§ SHORT TASK:
Reproduce the listing verbatim, beginning at its first line and stopping after the line that contains "label-100: 100 % <box>262 415 302 431</box>".

§ EXCERPTED RECORDS:

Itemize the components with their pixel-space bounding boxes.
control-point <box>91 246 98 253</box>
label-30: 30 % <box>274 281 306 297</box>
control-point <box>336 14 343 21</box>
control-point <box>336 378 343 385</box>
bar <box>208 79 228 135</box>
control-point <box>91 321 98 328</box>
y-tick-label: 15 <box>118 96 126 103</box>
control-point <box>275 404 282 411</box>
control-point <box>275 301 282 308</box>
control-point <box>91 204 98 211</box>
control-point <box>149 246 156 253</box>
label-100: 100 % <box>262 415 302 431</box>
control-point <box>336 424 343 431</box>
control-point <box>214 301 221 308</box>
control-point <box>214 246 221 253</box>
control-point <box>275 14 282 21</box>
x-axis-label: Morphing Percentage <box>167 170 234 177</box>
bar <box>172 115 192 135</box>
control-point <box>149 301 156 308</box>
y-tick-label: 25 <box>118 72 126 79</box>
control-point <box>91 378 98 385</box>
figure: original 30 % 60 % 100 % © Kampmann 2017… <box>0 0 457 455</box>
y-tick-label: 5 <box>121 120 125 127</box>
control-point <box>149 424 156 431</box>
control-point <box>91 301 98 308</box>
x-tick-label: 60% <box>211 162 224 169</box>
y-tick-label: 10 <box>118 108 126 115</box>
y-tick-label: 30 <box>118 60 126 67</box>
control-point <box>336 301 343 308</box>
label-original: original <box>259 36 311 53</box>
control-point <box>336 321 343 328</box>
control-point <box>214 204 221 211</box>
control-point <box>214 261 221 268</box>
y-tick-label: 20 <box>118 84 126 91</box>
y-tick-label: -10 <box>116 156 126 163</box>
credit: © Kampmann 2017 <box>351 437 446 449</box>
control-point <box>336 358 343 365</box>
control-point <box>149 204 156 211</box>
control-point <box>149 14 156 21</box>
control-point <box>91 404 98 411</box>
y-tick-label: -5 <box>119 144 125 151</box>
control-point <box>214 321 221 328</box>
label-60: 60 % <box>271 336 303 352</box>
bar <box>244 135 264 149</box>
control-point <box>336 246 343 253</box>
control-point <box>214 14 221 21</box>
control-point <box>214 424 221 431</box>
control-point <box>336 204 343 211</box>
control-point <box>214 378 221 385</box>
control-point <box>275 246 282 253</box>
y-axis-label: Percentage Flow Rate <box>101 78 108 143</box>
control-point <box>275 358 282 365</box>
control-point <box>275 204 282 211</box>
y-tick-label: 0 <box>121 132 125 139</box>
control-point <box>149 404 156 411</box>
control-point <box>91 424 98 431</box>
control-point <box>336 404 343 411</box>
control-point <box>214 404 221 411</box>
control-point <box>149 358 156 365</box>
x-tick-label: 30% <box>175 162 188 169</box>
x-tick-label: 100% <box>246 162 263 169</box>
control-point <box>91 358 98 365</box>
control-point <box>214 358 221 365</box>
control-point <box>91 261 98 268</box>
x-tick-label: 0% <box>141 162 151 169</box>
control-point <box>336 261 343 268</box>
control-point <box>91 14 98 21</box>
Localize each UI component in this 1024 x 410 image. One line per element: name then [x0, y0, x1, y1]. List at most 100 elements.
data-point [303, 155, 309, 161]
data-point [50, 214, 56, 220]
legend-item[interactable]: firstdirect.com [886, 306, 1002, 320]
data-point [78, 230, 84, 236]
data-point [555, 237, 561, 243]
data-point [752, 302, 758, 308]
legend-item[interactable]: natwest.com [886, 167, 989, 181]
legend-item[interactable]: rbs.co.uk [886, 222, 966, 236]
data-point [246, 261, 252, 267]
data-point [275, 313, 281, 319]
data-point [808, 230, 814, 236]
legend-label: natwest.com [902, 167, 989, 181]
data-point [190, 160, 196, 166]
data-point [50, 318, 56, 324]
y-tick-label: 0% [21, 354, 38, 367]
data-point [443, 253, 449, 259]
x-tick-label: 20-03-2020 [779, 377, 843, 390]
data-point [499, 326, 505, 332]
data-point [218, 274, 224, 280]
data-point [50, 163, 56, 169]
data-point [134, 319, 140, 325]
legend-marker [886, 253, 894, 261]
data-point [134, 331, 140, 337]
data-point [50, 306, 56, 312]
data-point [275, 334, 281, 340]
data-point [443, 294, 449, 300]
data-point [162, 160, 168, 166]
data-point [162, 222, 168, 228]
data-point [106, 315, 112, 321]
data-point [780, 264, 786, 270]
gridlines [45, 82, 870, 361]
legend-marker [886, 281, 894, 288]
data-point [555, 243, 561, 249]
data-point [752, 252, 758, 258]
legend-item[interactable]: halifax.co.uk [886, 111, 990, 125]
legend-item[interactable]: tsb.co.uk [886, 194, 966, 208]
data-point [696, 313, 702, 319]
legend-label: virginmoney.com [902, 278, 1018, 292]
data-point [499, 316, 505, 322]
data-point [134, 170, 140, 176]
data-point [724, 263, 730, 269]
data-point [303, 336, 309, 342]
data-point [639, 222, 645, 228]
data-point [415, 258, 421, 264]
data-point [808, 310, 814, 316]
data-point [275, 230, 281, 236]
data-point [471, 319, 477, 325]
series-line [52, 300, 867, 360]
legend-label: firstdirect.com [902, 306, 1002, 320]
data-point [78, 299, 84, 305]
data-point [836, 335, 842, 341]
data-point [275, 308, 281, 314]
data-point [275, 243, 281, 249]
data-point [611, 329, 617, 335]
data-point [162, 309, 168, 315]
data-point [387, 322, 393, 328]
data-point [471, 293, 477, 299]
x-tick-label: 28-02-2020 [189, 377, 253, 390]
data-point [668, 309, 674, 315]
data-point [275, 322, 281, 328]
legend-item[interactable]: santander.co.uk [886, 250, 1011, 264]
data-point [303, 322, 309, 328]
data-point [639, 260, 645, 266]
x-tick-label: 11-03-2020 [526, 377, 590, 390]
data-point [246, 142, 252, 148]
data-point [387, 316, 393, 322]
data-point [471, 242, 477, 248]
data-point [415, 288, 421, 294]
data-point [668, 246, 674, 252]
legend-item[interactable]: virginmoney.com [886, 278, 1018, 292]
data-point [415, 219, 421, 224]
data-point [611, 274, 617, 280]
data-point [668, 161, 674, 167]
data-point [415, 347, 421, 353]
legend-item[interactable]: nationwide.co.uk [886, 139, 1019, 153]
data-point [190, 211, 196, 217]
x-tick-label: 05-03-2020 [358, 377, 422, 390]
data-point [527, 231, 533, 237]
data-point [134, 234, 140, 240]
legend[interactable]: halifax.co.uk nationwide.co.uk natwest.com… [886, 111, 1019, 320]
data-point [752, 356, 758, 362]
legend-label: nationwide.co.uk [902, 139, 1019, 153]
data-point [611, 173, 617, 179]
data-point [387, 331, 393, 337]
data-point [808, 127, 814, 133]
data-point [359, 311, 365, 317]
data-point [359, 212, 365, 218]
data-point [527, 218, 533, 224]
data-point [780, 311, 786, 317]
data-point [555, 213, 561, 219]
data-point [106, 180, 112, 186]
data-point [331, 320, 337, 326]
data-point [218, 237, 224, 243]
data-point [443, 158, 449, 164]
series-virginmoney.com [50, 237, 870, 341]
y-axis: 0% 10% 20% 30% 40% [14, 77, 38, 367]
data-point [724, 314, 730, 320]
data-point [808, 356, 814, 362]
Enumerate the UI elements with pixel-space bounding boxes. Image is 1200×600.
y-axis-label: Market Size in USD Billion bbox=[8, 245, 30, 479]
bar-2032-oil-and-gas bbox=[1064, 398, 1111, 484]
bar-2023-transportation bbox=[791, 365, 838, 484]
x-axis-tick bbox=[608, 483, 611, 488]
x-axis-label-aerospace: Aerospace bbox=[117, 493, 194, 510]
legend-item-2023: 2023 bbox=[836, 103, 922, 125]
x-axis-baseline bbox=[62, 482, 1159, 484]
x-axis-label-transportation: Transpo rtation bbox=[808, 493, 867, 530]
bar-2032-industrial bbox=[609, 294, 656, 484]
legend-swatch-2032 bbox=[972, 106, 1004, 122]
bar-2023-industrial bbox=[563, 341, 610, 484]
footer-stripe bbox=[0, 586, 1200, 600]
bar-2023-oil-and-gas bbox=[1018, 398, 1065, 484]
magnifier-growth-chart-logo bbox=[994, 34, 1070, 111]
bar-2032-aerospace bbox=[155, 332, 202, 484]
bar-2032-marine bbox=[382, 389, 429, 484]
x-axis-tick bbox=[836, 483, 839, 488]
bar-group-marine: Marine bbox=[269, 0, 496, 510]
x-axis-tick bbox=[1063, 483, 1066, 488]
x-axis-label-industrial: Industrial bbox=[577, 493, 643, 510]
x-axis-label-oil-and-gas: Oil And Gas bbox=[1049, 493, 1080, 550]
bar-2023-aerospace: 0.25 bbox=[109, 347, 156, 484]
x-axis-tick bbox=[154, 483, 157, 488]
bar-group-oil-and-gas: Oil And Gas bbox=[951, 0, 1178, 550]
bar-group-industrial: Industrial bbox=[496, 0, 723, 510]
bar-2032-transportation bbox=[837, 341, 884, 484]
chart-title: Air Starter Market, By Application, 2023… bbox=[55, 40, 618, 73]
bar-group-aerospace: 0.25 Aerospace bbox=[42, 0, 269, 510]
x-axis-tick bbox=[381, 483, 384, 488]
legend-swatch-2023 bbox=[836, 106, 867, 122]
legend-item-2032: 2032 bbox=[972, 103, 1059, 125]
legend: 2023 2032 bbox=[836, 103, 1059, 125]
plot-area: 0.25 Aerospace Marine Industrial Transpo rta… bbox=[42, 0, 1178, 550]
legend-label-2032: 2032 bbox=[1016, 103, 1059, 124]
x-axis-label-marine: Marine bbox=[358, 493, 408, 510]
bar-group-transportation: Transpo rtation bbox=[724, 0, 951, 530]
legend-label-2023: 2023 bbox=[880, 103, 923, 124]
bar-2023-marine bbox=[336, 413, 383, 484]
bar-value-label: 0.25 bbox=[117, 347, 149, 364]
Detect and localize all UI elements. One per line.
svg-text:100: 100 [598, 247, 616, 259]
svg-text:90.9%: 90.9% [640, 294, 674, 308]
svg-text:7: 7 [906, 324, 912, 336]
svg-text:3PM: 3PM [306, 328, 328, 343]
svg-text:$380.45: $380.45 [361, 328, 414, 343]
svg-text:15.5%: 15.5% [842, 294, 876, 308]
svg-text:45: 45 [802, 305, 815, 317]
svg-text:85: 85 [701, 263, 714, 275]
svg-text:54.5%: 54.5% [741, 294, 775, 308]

§ FULL ANSWER:
Itemize the components with their pixel-space bounding boxes.
control-point <box>91 246 98 253</box>
label-30: 30 % <box>274 281 306 297</box>
control-point <box>336 14 343 21</box>
control-point <box>336 378 343 385</box>
bar <box>208 79 228 135</box>
control-point <box>91 321 98 328</box>
y-tick-label: 15 <box>118 96 126 103</box>
control-point <box>275 404 282 411</box>
control-point <box>275 301 282 308</box>
control-point <box>91 204 98 211</box>
control-point <box>149 246 156 253</box>
label-100: 100 % <box>262 415 302 431</box>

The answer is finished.